— EXTRACTED ENTRIES —
====

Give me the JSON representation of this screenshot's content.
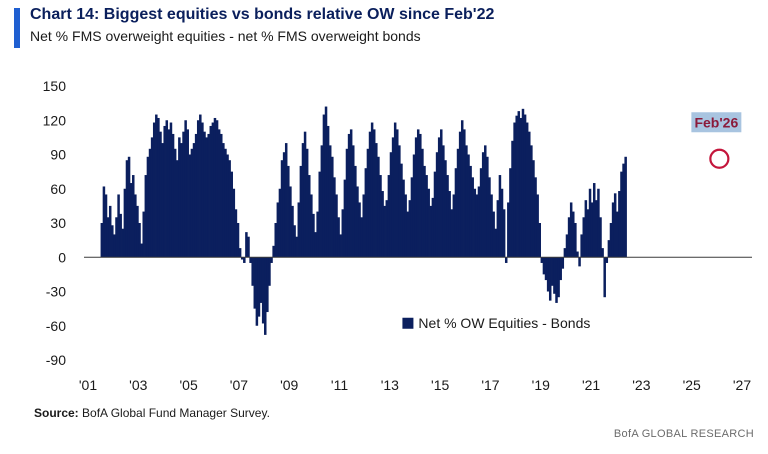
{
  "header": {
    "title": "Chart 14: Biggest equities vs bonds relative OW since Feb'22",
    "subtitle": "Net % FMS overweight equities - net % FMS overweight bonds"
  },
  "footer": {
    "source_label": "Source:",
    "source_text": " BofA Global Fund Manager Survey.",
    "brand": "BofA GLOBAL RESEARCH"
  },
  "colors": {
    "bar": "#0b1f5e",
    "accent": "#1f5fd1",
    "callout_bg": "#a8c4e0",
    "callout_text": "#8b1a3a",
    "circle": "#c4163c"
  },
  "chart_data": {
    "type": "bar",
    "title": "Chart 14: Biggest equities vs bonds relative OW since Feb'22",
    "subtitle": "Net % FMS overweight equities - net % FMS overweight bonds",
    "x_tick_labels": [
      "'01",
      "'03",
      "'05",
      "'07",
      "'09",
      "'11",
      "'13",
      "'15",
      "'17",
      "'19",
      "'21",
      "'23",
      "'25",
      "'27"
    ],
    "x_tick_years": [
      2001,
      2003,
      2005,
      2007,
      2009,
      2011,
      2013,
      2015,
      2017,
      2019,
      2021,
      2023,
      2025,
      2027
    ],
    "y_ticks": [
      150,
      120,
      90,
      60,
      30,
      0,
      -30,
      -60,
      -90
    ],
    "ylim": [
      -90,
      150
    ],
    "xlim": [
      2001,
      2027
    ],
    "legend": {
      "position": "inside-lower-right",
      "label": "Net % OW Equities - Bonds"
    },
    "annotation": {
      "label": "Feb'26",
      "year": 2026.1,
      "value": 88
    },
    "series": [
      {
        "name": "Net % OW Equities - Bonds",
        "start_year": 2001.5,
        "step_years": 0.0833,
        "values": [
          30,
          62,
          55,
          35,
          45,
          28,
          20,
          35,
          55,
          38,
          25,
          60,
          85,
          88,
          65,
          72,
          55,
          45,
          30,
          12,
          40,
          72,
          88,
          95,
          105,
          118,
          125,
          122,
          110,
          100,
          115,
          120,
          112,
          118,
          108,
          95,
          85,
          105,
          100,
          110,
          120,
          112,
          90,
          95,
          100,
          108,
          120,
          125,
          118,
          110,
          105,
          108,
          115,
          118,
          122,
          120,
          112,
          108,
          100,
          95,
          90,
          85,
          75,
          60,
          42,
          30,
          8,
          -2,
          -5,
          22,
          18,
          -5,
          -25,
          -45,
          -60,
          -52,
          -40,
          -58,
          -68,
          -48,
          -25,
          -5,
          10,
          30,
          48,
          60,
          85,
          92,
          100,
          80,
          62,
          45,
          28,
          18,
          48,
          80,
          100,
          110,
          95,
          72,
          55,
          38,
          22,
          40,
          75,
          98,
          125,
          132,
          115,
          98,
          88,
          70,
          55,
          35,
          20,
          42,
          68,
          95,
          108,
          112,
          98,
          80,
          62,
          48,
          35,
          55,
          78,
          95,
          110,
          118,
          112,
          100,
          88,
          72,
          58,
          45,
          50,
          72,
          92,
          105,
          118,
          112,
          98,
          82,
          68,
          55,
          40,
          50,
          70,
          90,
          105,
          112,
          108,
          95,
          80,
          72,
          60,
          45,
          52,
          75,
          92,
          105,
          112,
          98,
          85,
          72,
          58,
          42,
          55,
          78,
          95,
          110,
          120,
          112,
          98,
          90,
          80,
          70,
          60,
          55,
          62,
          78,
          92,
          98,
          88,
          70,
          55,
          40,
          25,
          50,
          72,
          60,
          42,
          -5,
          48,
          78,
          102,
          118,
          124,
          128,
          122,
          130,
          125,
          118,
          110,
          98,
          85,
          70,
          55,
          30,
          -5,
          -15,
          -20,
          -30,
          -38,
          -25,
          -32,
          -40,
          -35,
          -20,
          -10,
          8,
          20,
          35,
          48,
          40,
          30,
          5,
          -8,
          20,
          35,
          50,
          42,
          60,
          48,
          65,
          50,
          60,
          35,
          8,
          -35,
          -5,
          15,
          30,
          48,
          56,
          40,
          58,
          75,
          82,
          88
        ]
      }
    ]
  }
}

====

Output the records above exactly as they are, leaving out the pictures.

Give me the JSON representation of this screenshot's content.
{
  "header": {
    "title": "Chart 14: Biggest equities vs bonds relative OW since Feb'22",
    "subtitle": "Net % FMS overweight equities - net % FMS overweight bonds"
  },
  "footer": {
    "source_label": "Source:",
    "source_text": " BofA Global Fund Manager Survey.",
    "brand": "BofA GLOBAL RESEARCH"
  },
  "colors": {
    "bar": "#0b1f5e",
    "accent": "#1f5fd1",
    "callout_bg": "#a8c4e0",
    "callout_text": "#8b1a3a",
    "circle": "#c4163c"
  },
  "chart_data": {
    "type": "bar",
    "title": "Chart 14: Biggest equities vs bonds relative OW since Feb'22",
    "subtitle": "Net % FMS overweight equities - net % FMS overweight bonds",
    "x_tick_labels": [
      "'01",
      "'03",
      "'05",
      "'07",
      "'09",
      "'11",
      "'13",
      "'15",
      "'17",
      "'19",
      "'21",
      "'23",
      "'25",
      "'27"
    ],
    "x_tick_years": [
      2001,
      2003,
      2005,
      2007,
      2009,
      2011,
      2013,
      2015,
      2017,
      2019,
      2021,
      2023,
      2025,
      2027
    ],
    "y_ticks": [
      150,
      120,
      90,
      60,
      30,
      0,
      -30,
      -60,
      -90
    ],
    "ylim": [
      -90,
      150
    ],
    "xlim": [
      2001,
      2027
    ],
    "legend": {
      "position": "inside-lower-right",
      "label": "Net % OW Equities - Bonds"
    },
    "annotation": {
      "label": "Feb'26",
      "year": 2026.1,
      "value": 88
    },
    "series": [
      {
        "name": "Net % OW Equities - Bonds",
        "start_year": 2001.5,
        "step_years": 0.0833,
        "values": [
          30,
          62,
          55,
          35,
          45,
          28,
          20,
          35,
          55,
          38,
          25,
          60,
          85,
          88,
          65,
          72,
          55,
          45,
          30,
          12,
          40,
          72,
          88,
          95,
          105,
          118,
          125,
          122,
          110,
          100,
          115,
          120,
          112,
          118,
          108,
          95,
          85,
          105,
          100,
          110,
          120,
          112,
          90,
          95,
          100,
          108,
          120,
          125,
          118,
          110,
          105,
          108,
          115,
          118,
          122,
          120,
          112,
          108,
          100,
          95,
          90,
          85,
          75,
          60,
          42,
          30,
          8,
          -2,
          -5,
          22,
          18,
          -5,
          -25,
          -45,
          -60,
          -52,
          -40,
          -58,
          -68,
          -48,
          -25,
          -5,
          10,
          30,
          48,
          60,
          85,
          92,
          100,
          80,
          62,
          45,
          28,
          18,
          48,
          80,
          100,
          110,
          95,
          72,
          55,
          38,
          22,
          40,
          75,
          98,
          125,
          132,
          115,
          98,
          88,
          70,
          55,
          35,
          20,
          42,
          68,
          95,
          108,
          112,
          98,
          80,
          62,
          48,
          35,
          55,
          78,
          95,
          110,
          118,
          112,
          100,
          88,
          72,
          58,
          45,
          50,
          72,
          92,
          105,
          118,
          112,
          98,
          82,
          68,
          55,
          40,
          50,
          70,
          90,
          105,
          112,
          108,
          95,
          80,
          72,
          60,
          45,
          52,
          75,
          92,
          105,
          112,
          98,
          85,
          72,
          58,
          42,
          55,
          78,
          95,
          110,
          120,
          112,
          98,
          90,
          80,
          70,
          60,
          55,
          62,
          78,
          92,
          98,
          88,
          70,
          55,
          40,
          25,
          50,
          72,
          60,
          42,
          -5,
          48,
          78,
          102,
          118,
          124,
          128,
          122,
          130,
          125,
          118,
          110,
          98,
          85,
          70,
          55,
          30,
          -5,
          -15,
          -20,
          -30,
          -38,
          -25,
          -32,
          -40,
          -35,
          -20,
          -10,
          8,
          20,
          35,
          48,
          40,
          30,
          5,
          -8,
          20,
          35,
          50,
          42,
          60,
          48,
          65,
          50,
          60,
          35,
          8,
          -35,
          -5,
          15,
          30,
          48,
          56,
          40,
          58,
          75,
          82,
          88
        ]
      }
    ]
  }
}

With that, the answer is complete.